<<<<
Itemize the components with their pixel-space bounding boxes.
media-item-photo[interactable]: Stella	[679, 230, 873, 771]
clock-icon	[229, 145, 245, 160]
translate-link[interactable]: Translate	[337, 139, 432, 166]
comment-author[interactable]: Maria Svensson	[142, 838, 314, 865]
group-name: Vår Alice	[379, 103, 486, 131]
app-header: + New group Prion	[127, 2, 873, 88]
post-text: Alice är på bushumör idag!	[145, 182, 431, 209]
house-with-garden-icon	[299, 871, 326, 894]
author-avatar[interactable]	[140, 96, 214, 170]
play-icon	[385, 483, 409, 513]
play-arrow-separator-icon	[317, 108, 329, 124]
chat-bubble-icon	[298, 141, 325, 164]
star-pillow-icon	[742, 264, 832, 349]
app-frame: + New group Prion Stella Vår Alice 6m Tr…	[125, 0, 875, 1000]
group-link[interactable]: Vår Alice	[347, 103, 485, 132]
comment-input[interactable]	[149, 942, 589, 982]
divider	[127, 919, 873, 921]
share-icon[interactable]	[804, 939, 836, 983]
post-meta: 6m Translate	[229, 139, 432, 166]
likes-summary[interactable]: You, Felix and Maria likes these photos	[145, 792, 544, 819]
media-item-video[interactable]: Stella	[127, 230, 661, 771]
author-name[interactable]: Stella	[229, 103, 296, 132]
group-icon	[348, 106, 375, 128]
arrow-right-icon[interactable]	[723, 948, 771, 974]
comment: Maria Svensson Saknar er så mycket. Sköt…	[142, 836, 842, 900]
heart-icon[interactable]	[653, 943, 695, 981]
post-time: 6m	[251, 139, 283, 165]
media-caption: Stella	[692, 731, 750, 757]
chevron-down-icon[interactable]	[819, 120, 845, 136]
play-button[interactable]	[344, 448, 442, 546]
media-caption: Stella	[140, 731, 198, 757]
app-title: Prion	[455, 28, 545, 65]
>>>>
_WHAT IS EXPECTED:_ Can you reproduce the data verbatim, from its start through the line containing "103, 485, 132]"?

_FINISHED TASK:_
Itemize the components with their pixel-space bounding boxes.
media-item-photo[interactable]: Stella	[679, 230, 873, 771]
clock-icon	[229, 145, 245, 160]
translate-link[interactable]: Translate	[337, 139, 432, 166]
comment-author[interactable]: Maria Svensson	[142, 838, 314, 865]
group-name: Vår Alice	[379, 103, 486, 131]
app-header: + New group Prion	[127, 2, 873, 88]
post-text: Alice är på bushumör idag!	[145, 182, 431, 209]
house-with-garden-icon	[299, 871, 326, 894]
author-avatar[interactable]	[140, 96, 214, 170]
play-icon	[385, 483, 409, 513]
play-arrow-separator-icon	[317, 108, 329, 124]
chat-bubble-icon	[298, 141, 325, 164]
star-pillow-icon	[742, 264, 832, 349]
app-frame: + New group Prion Stella Vår Alice 6m Tr…	[125, 0, 875, 1000]
group-link[interactable]: Vår Alice	[347, 103, 485, 132]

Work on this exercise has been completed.